>> start

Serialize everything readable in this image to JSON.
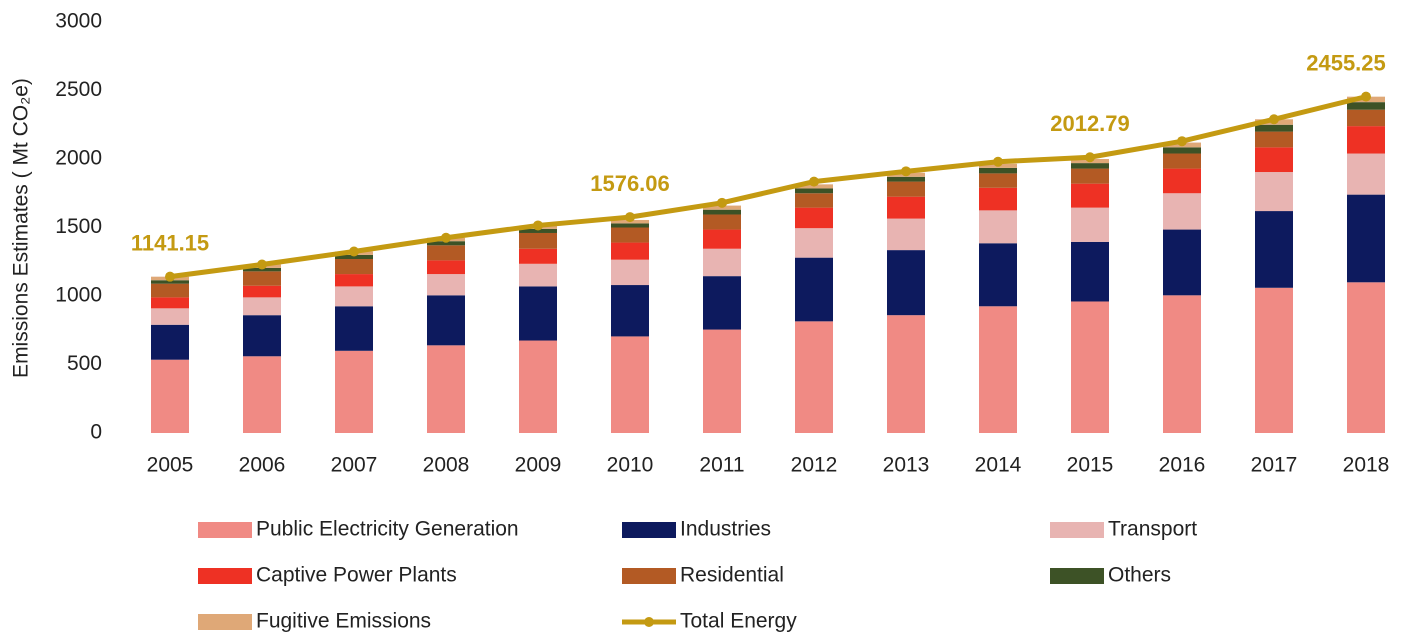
{
  "chart_data": {
    "type": "stacked-bar-line",
    "y_label": "Emissions Estimates ( Mt CO₂e)",
    "categories": [
      "2005",
      "2006",
      "2007",
      "2008",
      "2009",
      "2010",
      "2011",
      "2012",
      "2013",
      "2014",
      "2015",
      "2016",
      "2017",
      "2018"
    ],
    "ylim": [
      0,
      3000
    ],
    "yticks": [
      0,
      500,
      1000,
      1500,
      2000,
      2500,
      3000
    ],
    "series": [
      {
        "name": "Public Electricity Generation",
        "color": "#f08a84",
        "values": [
          535,
          560,
          600,
          640,
          675,
          705,
          755,
          815,
          860,
          925,
          960,
          1005,
          1060,
          1100
        ]
      },
      {
        "name": "Industries",
        "color": "#0d1a5e",
        "values": [
          255,
          300,
          325,
          365,
          395,
          375,
          390,
          465,
          475,
          460,
          435,
          480,
          560,
          640
        ]
      },
      {
        "name": "Transport",
        "color": "#e8b4b2",
        "values": [
          120,
          130,
          145,
          155,
          165,
          185,
          200,
          215,
          230,
          240,
          250,
          265,
          285,
          300
        ]
      },
      {
        "name": "Captive Power Plants",
        "color": "#ee3124",
        "values": [
          80,
          85,
          90,
          100,
          110,
          125,
          140,
          150,
          160,
          165,
          175,
          180,
          180,
          200
        ]
      },
      {
        "name": "Residential",
        "color": "#b35a24",
        "values": [
          100,
          105,
          110,
          110,
          115,
          110,
          110,
          105,
          110,
          105,
          110,
          110,
          115,
          120
        ]
      },
      {
        "name": "Others",
        "color": "#3d5226",
        "values": [
          25,
          25,
          30,
          30,
          30,
          30,
          35,
          35,
          35,
          40,
          40,
          45,
          50,
          55
        ]
      },
      {
        "name": "Fugitive Emissions",
        "color": "#dfa877",
        "values": [
          26,
          25,
          25,
          25,
          25,
          25,
          30,
          30,
          30,
          30,
          30,
          35,
          40,
          40
        ]
      }
    ],
    "line": {
      "name": "Total Energy",
      "color": "#c49a12",
      "values": [
        1141.15,
        1230,
        1325,
        1425,
        1515,
        1576.06,
        1680,
        1835,
        1910,
        1980,
        2012.79,
        2130,
        2290,
        2455.25
      ],
      "value_labels": [
        "1141.15",
        null,
        null,
        null,
        null,
        "1576.06",
        null,
        null,
        null,
        null,
        "2012.79",
        null,
        null,
        "2455.25"
      ]
    }
  }
}
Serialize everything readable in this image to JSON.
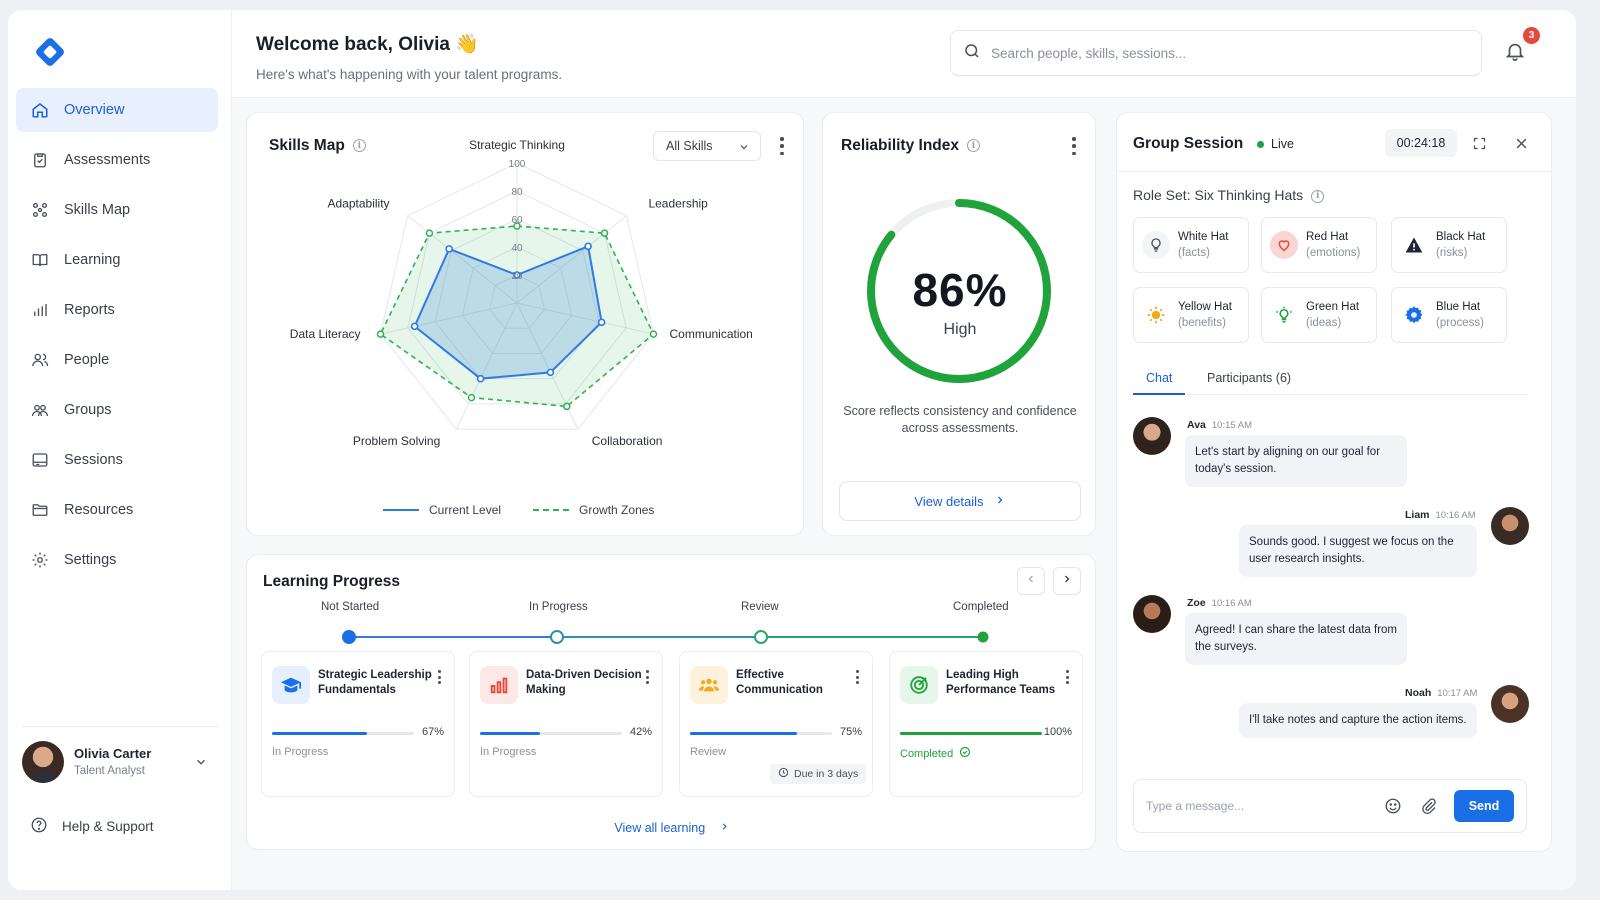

>> end

Work instructions: Apart from the pictures, the entries above are to be repeated in full and exactly.

Result:
Serialize everything readable in this image to JSON.
{
  "chart_data": {
    "type": "stacked-bar-line",
    "y_label": "Emissions Estimates ( Mt CO₂e)",
    "categories": [
      "2005",
      "2006",
      "2007",
      "2008",
      "2009",
      "2010",
      "2011",
      "2012",
      "2013",
      "2014",
      "2015",
      "2016",
      "2017",
      "2018"
    ],
    "ylim": [
      0,
      3000
    ],
    "yticks": [
      0,
      500,
      1000,
      1500,
      2000,
      2500,
      3000
    ],
    "series": [
      {
        "name": "Public Electricity Generation",
        "color": "#f08a84",
        "values": [
          535,
          560,
          600,
          640,
          675,
          705,
          755,
          815,
          860,
          925,
          960,
          1005,
          1060,
          1100
        ]
      },
      {
        "name": "Industries",
        "color": "#0d1a5e",
        "values": [
          255,
          300,
          325,
          365,
          395,
          375,
          390,
          465,
          475,
          460,
          435,
          480,
          560,
          640
        ]
      },
      {
        "name": "Transport",
        "color": "#e8b4b2",
        "values": [
          120,
          130,
          145,
          155,
          165,
          185,
          200,
          215,
          230,
          240,
          250,
          265,
          285,
          300
        ]
      },
      {
        "name": "Captive Power Plants",
        "color": "#ee3124",
        "values": [
          80,
          85,
          90,
          100,
          110,
          125,
          140,
          150,
          160,
          165,
          175,
          180,
          180,
          200
        ]
      },
      {
        "name": "Residential",
        "color": "#b35a24",
        "values": [
          100,
          105,
          110,
          110,
          115,
          110,
          110,
          105,
          110,
          105,
          110,
          110,
          115,
          120
        ]
      },
      {
        "name": "Others",
        "color": "#3d5226",
        "values": [
          25,
          25,
          30,
          30,
          30,
          30,
          35,
          35,
          35,
          40,
          40,
          45,
          50,
          55
        ]
      },
      {
        "name": "Fugitive Emissions",
        "color": "#dfa877",
        "values": [
          26,
          25,
          25,
          25,
          25,
          25,
          30,
          30,
          30,
          30,
          30,
          35,
          40,
          40
        ]
      }
    ],
    "line": {
      "name": "Total Energy",
      "color": "#c49a12",
      "values": [
        1141.15,
        1230,
        1325,
        1425,
        1515,
        1576.06,
        1680,
        1835,
        1910,
        1980,
        2012.79,
        2130,
        2290,
        2455.25
      ],
      "value_labels": [
        "1141.15",
        null,
        null,
        null,
        null,
        "1576.06",
        null,
        null,
        null,
        null,
        "2012.79",
        null,
        null,
        "2455.25"
      ]
    }
  }
}
Serialize everything readable in this image to JSON.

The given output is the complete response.